__Records from a data collection__:
^^^^

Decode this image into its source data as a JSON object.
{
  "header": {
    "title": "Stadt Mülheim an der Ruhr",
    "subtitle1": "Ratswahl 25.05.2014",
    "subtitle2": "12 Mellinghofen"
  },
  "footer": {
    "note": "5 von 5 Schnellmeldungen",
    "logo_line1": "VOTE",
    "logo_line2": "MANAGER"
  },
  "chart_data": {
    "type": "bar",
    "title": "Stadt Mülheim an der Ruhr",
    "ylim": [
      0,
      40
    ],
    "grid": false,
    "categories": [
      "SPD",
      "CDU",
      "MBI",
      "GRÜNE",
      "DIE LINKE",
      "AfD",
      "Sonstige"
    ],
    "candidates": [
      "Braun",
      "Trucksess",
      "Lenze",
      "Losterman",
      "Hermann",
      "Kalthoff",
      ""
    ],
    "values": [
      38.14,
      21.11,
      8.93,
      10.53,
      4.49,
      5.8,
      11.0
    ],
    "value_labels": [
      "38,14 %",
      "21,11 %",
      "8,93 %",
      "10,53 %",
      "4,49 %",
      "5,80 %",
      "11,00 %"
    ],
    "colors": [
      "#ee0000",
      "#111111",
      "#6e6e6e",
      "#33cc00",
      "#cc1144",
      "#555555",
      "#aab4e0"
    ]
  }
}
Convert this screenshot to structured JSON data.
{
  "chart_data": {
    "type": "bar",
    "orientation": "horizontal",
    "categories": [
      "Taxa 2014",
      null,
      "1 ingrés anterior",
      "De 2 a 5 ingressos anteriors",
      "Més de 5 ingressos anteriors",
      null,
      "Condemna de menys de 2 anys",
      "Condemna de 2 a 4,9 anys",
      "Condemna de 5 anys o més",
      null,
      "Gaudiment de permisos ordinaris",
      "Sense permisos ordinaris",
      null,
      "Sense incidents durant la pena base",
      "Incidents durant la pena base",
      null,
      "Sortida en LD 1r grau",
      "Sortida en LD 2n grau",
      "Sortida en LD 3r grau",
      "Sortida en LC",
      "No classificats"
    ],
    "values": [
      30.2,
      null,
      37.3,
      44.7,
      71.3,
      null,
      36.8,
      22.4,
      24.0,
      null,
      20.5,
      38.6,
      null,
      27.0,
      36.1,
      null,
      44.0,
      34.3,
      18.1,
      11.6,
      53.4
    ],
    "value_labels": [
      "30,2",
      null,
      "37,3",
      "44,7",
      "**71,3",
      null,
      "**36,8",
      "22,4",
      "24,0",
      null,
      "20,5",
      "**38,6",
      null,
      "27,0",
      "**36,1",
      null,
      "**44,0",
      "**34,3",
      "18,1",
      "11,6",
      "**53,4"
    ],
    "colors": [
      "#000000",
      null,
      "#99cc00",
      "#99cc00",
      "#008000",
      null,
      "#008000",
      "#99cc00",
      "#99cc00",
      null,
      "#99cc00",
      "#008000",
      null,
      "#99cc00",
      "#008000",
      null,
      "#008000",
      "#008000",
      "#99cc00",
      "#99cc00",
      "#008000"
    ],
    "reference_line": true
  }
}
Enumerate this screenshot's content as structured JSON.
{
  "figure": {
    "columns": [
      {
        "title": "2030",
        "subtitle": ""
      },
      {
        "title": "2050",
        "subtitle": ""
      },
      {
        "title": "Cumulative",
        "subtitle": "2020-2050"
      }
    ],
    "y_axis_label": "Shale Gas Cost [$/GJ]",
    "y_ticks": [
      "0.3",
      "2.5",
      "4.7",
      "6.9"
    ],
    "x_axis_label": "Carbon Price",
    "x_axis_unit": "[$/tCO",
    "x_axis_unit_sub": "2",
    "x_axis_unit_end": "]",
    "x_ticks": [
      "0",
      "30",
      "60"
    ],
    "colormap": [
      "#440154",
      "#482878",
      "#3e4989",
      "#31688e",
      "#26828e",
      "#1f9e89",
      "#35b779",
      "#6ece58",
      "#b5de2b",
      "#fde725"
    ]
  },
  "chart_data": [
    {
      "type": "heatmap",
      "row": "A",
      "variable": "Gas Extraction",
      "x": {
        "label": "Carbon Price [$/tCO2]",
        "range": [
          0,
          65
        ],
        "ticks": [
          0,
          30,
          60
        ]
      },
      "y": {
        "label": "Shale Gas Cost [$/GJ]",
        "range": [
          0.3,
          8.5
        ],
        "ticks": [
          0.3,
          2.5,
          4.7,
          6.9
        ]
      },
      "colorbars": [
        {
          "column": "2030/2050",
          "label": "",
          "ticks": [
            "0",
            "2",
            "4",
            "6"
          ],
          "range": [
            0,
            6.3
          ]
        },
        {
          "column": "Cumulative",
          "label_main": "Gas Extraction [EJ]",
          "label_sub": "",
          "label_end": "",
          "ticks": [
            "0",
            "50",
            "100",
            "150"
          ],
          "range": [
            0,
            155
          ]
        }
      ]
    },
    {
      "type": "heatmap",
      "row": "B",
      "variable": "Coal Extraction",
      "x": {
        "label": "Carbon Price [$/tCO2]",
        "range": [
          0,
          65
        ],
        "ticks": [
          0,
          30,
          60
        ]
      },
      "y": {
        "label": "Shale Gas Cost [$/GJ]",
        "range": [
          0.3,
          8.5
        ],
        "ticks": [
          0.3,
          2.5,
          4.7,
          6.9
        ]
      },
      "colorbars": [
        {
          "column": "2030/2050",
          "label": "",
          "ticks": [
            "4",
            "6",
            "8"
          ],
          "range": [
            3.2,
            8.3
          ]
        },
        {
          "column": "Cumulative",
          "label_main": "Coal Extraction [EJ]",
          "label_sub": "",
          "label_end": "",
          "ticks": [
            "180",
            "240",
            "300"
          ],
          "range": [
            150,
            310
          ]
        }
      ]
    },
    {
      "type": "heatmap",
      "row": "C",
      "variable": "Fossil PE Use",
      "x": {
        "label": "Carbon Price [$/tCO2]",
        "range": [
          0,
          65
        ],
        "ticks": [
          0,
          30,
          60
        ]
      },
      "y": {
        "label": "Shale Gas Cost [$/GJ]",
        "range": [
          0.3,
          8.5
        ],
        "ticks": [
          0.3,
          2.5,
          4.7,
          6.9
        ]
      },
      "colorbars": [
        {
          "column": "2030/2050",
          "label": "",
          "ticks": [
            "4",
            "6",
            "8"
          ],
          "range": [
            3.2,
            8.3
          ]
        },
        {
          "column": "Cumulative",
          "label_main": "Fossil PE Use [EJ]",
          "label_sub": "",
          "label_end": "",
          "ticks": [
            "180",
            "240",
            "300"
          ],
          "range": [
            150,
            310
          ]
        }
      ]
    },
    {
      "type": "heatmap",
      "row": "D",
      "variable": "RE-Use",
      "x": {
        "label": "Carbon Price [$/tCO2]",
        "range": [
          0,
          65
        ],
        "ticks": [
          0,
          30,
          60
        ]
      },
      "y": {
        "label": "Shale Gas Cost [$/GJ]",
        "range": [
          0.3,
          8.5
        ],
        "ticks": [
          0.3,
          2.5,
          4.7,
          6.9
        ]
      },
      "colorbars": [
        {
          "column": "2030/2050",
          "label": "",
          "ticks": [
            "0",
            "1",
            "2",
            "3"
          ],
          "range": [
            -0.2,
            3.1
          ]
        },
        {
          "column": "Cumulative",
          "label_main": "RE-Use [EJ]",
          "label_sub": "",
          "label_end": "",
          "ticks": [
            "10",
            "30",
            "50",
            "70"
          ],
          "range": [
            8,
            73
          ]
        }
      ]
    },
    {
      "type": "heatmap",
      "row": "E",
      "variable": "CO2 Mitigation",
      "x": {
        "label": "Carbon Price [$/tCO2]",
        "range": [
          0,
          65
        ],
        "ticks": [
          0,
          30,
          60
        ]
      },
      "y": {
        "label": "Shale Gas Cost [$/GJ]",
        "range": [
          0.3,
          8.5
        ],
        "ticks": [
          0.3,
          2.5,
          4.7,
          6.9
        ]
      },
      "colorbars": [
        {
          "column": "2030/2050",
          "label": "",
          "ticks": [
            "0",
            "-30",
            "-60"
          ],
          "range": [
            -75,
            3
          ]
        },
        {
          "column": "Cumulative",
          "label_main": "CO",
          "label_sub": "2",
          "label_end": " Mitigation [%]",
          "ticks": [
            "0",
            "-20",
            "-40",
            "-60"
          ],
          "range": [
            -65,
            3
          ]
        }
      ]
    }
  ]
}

^^^^

__Problem statement__: Only a number is wanted: how many lines contain "Extraction"?

__Task answer__: 4